TASK DETAILS ::
Each line of the listing that contains the word "медицинской" is to be copied.

INPUT DATA ::

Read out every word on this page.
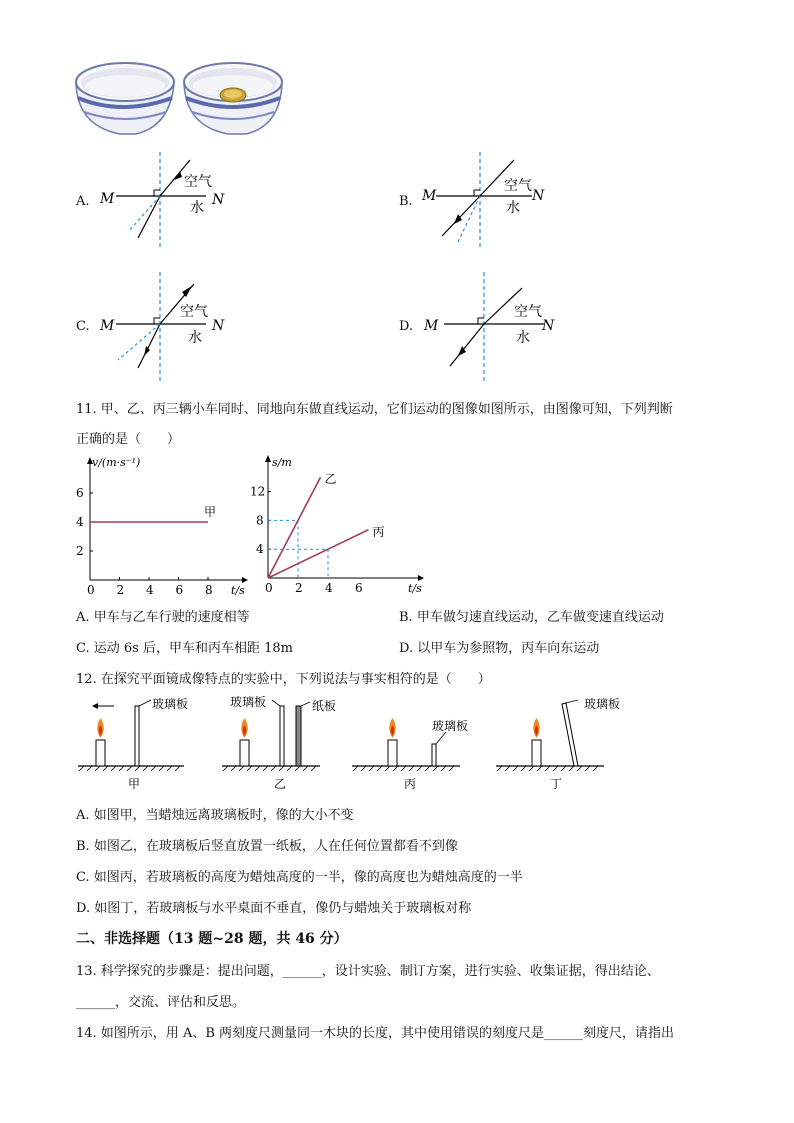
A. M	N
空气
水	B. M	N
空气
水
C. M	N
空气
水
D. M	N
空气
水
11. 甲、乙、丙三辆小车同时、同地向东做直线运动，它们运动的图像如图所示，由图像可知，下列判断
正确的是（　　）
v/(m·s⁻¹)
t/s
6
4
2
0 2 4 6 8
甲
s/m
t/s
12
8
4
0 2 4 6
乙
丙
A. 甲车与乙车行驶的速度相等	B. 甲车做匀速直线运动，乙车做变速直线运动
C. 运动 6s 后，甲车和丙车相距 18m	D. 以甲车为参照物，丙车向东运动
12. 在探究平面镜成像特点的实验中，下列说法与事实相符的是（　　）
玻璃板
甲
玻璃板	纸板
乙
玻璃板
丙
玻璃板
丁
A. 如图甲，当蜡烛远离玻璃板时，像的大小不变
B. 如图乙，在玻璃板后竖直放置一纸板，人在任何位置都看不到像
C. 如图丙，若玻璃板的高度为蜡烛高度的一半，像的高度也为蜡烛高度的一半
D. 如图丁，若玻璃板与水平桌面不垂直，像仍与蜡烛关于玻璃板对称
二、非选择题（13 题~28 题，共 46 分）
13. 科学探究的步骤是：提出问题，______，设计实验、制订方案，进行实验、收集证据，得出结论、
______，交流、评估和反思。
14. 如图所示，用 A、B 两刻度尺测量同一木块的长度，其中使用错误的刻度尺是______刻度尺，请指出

---

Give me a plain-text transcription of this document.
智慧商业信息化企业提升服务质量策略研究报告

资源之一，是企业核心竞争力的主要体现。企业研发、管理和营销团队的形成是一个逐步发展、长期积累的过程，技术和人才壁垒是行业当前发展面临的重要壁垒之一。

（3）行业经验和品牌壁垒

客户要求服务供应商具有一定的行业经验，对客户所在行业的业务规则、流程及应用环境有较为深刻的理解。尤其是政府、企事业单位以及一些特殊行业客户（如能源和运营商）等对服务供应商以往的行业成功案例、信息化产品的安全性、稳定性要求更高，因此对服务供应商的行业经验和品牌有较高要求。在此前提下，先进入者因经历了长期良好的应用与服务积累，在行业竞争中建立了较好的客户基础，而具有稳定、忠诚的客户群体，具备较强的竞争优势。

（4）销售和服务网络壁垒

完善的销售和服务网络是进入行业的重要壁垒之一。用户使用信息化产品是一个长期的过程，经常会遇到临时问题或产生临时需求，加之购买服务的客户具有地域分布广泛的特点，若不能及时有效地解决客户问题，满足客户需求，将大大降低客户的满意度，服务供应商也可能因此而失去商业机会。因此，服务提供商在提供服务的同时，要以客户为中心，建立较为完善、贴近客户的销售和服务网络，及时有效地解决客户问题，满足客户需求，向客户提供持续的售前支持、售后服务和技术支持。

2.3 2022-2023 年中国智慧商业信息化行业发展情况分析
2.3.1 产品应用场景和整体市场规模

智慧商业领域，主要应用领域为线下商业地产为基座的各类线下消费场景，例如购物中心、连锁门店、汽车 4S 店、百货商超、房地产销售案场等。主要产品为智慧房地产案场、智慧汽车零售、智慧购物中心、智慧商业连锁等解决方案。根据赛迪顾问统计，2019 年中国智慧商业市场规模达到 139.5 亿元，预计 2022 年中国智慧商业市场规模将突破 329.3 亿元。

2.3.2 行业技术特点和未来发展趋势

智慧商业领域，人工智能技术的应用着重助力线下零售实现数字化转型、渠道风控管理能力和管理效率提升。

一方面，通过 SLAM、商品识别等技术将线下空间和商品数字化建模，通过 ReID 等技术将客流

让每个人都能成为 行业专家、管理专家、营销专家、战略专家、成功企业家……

==

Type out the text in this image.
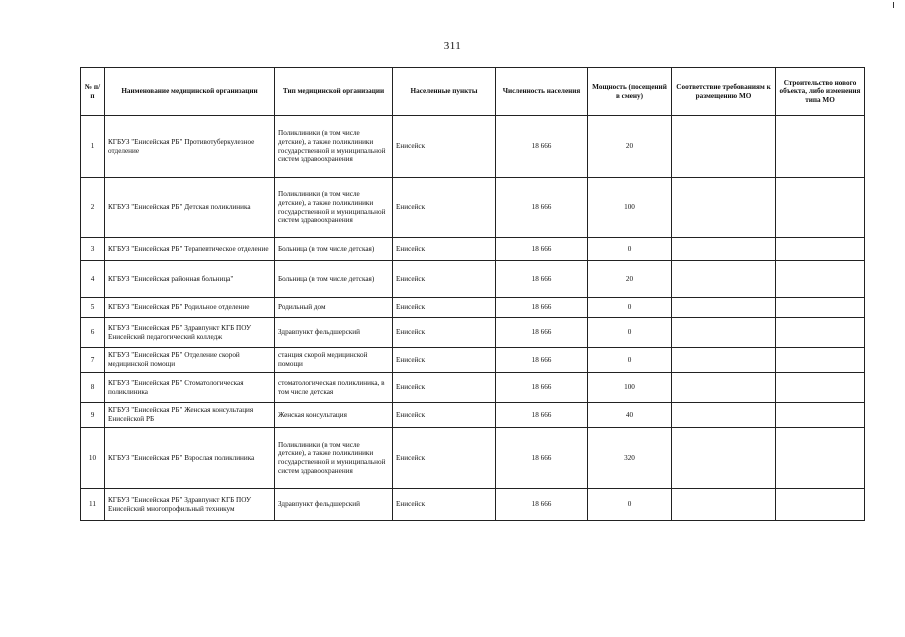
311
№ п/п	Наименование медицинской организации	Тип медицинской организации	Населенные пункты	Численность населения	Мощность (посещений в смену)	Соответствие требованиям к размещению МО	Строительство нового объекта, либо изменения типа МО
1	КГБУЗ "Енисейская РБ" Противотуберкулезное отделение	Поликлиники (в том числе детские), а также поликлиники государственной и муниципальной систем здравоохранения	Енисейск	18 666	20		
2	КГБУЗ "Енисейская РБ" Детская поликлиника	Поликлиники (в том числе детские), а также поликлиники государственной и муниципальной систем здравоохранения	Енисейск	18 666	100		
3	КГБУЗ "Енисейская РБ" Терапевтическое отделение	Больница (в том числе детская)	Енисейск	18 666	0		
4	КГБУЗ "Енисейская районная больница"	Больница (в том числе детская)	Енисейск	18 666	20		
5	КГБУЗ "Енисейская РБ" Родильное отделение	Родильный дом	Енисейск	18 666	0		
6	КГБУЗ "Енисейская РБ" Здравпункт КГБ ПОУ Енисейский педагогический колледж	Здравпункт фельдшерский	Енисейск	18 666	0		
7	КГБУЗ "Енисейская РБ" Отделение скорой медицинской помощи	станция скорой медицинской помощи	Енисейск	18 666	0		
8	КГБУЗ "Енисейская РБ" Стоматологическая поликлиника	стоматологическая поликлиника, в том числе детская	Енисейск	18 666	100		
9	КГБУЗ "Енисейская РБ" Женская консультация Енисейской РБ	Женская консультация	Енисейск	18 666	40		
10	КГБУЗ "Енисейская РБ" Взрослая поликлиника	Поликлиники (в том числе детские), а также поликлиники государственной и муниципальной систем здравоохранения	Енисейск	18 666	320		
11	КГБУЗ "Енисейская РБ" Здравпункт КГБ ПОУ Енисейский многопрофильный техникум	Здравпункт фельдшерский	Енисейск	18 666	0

CORRECT ANSWER ::
№ п/п	Наименование медицинской организации	Тип медицинской организации	Населенные пункты	Численность населения	Мощность (посещений в смену)	Соответствие требованиям к размещению МО	Строительство нового объекта, либо изменения типа МО
7	КГБУЗ "Енисейская РБ" Отделение скорой медицинской помощи	станция скорой медицинской помощи	Енисейск	18 666	0		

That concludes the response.